------ DATA ENTRIES ------

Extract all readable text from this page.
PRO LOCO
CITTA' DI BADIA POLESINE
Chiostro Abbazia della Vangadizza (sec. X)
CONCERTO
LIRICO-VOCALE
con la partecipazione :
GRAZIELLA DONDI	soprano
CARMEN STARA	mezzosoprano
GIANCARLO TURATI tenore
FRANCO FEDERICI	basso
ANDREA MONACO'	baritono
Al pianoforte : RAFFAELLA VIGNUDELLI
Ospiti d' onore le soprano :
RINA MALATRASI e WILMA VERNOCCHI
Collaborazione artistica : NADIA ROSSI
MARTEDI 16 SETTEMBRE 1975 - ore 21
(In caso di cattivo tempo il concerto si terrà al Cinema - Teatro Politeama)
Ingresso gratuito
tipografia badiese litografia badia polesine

------

DIRECTIONS FOR THIS TASK:
Every line of the data above should be copied exactly.

RESULT:
Extract all readable text from this page.
PRO LOCO
CITTA' DI BADIA POLESINE
Chiostro Abbazia della Vangadizza (sec. X)
CONCERTO
LIRICO-VOCALE
con la partecipazione :
GRAZIELLA DONDI	soprano
CARMEN STARA	mezzosoprano
GIANCARLO TURATI tenore
FRANCO FEDERICI	basso
ANDREA MONACO'	baritono
Al pianoforte : RAFFAELLA VIGNUDELLI
Ospiti d' onore le soprano :
RINA MALATRASI e WILMA VERNOCCHI
Collaborazione artistica : NADIA ROSSI
MARTEDI 16 SETTEMBRE 1975 - ore 21
(In caso di cattivo tempo il concerto si terrà al Cinema - Teatro Politeama)
Ingresso gratuito
tipografia badiese litografia badia polesine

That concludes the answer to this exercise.